▶ **What you are asked to do**: Return only the count of lines in which the word "caption" appears.

═══ Material for this task ═══

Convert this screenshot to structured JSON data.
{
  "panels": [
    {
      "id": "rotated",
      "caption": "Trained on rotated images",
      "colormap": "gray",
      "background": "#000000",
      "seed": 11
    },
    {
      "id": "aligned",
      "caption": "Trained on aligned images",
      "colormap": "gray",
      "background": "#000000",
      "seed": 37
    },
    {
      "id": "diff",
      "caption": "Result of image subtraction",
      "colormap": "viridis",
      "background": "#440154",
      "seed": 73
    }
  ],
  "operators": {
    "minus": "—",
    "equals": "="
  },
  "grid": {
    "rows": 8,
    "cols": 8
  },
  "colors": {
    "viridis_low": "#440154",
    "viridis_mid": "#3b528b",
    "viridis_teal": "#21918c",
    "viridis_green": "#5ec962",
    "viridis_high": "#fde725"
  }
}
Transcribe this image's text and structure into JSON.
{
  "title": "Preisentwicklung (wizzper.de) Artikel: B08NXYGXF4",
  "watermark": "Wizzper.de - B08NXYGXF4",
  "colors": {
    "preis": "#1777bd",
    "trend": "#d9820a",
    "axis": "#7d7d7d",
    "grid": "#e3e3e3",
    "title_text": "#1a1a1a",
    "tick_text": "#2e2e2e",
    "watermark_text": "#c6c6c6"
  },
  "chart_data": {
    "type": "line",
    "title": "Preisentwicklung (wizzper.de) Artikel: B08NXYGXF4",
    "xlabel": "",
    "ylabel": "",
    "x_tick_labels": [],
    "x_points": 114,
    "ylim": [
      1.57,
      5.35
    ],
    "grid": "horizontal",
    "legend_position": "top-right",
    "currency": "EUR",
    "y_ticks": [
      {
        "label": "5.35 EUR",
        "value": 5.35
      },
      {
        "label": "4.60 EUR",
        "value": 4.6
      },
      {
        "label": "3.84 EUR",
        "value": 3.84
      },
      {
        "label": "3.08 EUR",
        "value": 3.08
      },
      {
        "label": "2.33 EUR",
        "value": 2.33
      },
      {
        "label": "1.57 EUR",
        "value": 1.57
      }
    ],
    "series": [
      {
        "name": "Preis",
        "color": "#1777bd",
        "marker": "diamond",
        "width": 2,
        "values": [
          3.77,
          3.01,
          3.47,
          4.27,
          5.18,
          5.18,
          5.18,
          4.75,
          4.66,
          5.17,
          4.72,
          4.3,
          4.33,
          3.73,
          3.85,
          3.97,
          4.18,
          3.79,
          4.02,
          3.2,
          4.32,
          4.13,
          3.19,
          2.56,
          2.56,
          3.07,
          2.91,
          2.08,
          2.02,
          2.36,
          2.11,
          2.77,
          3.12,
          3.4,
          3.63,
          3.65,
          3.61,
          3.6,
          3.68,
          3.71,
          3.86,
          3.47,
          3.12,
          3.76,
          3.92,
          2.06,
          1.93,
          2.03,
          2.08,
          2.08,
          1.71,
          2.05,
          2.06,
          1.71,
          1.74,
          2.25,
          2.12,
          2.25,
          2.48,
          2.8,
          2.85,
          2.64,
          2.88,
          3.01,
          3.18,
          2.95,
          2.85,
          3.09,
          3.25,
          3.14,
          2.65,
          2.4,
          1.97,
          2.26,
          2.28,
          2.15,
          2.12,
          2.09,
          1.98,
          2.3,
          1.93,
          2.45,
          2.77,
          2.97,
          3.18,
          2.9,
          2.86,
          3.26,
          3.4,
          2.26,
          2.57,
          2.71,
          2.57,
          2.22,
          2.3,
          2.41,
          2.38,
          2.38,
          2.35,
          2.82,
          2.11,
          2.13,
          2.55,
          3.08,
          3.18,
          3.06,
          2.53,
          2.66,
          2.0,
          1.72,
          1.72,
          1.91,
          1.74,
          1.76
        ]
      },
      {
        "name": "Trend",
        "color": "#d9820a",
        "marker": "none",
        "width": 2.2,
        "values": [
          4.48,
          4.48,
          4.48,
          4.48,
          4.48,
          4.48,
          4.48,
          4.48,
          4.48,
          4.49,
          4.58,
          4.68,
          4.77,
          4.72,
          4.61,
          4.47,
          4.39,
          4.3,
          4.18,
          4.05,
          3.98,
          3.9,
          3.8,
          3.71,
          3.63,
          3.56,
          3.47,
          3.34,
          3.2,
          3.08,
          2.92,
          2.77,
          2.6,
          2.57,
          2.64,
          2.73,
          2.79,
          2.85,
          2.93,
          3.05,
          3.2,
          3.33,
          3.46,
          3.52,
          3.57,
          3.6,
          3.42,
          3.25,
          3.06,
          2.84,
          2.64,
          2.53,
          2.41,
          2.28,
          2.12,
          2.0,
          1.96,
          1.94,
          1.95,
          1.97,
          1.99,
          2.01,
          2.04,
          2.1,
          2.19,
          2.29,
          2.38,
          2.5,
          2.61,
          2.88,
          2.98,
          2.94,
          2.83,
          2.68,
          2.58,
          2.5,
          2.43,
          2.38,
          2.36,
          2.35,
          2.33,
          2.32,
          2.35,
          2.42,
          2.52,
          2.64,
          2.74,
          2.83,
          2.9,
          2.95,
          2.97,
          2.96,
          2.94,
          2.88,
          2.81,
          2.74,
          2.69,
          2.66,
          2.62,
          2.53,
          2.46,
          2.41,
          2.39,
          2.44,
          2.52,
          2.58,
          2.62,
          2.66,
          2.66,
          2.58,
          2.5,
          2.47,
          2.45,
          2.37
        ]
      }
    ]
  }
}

═══
═══ Material for this task ═══

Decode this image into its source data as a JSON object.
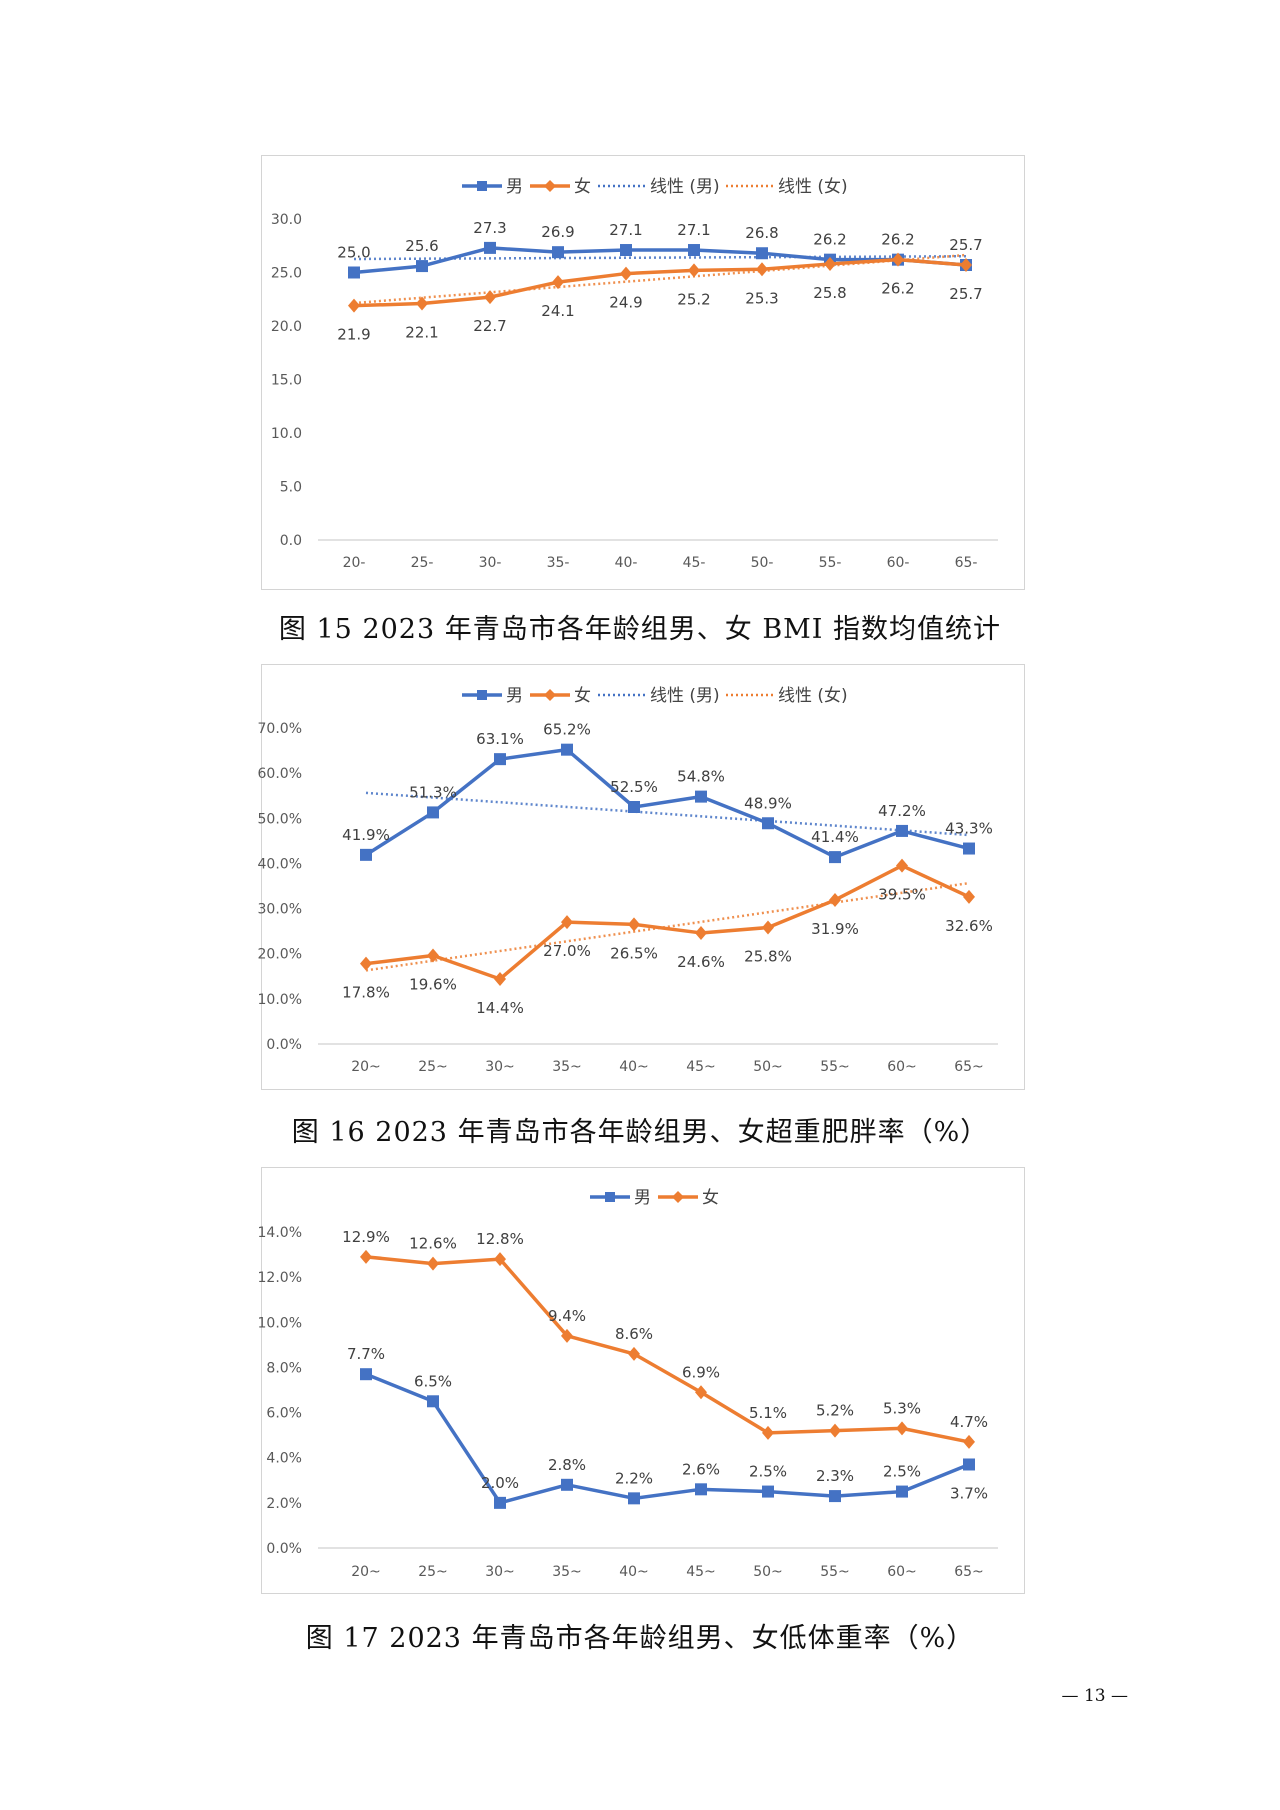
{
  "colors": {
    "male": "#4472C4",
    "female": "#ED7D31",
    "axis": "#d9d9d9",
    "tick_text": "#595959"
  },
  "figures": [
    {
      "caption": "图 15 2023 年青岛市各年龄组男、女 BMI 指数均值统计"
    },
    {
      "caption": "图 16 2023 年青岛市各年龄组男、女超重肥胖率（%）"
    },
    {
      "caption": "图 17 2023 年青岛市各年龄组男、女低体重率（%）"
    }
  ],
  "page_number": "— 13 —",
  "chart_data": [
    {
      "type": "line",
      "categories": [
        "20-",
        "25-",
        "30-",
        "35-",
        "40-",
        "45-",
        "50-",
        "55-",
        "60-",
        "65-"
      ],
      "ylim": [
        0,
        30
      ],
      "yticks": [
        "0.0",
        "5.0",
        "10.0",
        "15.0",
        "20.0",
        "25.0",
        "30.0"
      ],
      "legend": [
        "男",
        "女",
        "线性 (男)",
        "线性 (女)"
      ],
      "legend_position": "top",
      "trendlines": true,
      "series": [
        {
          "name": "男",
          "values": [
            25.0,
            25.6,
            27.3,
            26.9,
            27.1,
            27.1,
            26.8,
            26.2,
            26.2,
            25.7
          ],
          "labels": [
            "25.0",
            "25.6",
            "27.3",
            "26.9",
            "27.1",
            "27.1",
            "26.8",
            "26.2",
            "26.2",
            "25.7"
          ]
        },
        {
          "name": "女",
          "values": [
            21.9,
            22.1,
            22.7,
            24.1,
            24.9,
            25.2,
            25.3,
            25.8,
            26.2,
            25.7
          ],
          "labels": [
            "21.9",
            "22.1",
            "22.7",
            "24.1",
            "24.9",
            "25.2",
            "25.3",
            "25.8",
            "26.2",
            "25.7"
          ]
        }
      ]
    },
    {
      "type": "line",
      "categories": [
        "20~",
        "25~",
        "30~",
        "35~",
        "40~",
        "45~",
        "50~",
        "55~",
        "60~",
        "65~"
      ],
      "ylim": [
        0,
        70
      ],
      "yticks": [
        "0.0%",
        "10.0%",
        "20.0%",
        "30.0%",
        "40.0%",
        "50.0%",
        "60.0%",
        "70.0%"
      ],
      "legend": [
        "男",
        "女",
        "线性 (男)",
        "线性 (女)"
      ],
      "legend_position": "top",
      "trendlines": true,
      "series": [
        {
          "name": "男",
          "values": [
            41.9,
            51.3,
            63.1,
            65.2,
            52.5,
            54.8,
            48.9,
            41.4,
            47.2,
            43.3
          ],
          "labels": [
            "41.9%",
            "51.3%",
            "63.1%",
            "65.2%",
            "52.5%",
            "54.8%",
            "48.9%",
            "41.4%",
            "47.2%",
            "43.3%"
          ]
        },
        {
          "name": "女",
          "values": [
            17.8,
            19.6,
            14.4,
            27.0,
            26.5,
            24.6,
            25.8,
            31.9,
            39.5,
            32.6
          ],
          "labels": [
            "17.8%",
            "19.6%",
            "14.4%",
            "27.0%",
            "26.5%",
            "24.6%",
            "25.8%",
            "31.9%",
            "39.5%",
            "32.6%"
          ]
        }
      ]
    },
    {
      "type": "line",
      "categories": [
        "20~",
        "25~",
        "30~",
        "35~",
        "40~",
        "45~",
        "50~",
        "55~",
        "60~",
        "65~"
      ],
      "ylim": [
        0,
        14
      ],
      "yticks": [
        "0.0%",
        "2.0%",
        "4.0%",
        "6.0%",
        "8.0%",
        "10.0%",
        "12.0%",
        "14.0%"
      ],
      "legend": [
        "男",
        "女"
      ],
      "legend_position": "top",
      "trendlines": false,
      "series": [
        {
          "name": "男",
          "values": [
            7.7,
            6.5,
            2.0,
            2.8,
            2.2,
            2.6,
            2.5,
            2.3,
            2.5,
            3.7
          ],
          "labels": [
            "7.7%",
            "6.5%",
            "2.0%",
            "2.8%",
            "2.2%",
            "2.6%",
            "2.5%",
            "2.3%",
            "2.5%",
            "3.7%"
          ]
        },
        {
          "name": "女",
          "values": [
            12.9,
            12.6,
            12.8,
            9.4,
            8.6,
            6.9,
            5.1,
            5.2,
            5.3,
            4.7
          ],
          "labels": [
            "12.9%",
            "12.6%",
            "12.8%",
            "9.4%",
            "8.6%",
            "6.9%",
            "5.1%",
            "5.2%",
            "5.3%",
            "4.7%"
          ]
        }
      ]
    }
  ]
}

═══
═══ Material for this task ═══

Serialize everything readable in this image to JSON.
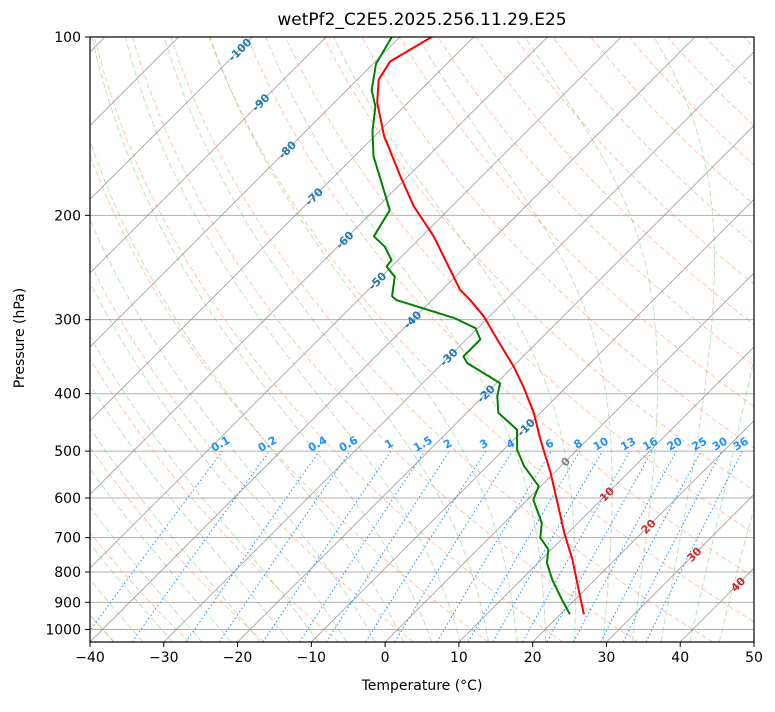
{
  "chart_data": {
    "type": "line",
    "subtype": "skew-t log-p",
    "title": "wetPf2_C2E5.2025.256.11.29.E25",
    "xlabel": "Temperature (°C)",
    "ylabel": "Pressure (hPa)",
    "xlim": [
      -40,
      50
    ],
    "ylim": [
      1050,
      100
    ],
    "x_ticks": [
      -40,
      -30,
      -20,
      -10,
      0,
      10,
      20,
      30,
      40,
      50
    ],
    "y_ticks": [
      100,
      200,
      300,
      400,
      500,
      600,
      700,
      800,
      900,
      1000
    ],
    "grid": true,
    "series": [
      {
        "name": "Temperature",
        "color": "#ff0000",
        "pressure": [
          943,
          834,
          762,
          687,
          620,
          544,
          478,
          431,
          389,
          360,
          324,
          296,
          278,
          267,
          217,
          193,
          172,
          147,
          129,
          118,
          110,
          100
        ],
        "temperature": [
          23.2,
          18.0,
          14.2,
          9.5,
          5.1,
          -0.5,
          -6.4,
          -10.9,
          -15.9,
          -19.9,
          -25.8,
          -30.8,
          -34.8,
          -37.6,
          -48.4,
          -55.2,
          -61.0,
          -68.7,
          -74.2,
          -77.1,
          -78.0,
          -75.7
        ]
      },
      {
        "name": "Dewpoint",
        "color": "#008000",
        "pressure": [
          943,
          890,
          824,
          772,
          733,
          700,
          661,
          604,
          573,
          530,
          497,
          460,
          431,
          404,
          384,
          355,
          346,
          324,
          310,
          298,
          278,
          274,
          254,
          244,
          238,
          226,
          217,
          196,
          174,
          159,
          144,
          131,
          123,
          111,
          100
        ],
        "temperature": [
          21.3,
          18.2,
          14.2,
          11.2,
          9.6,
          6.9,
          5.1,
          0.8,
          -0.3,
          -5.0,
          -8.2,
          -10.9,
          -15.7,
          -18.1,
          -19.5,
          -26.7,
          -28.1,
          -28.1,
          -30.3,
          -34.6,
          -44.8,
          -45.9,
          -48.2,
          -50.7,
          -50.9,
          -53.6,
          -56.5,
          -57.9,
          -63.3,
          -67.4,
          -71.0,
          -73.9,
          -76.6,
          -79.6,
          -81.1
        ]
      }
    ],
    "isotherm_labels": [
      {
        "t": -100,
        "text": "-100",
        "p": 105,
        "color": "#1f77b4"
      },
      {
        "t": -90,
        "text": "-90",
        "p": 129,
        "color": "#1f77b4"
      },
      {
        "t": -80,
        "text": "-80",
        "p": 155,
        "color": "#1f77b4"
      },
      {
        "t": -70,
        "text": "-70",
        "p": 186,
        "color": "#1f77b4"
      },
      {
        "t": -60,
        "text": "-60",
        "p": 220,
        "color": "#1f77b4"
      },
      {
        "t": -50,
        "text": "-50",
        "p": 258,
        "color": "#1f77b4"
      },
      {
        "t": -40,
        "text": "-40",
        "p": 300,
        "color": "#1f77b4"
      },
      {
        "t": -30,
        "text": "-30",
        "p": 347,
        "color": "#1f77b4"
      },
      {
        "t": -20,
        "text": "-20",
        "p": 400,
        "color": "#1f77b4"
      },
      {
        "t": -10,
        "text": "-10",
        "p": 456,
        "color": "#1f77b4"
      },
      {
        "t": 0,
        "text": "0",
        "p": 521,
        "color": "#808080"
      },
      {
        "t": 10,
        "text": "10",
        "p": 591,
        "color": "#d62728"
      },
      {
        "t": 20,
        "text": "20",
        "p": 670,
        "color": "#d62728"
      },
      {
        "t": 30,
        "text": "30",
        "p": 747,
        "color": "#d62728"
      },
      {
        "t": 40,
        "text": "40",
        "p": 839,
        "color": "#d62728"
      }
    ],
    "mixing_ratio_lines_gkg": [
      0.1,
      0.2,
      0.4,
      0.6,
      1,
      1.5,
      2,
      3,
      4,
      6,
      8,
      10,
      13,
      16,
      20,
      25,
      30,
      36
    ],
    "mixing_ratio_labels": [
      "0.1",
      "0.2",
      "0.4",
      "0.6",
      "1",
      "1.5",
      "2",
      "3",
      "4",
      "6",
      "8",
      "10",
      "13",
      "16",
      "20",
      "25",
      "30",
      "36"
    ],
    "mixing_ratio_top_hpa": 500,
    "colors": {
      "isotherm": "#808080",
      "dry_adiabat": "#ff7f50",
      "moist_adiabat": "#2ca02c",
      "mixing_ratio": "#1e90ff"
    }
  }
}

═══

▶ **Response below**: 6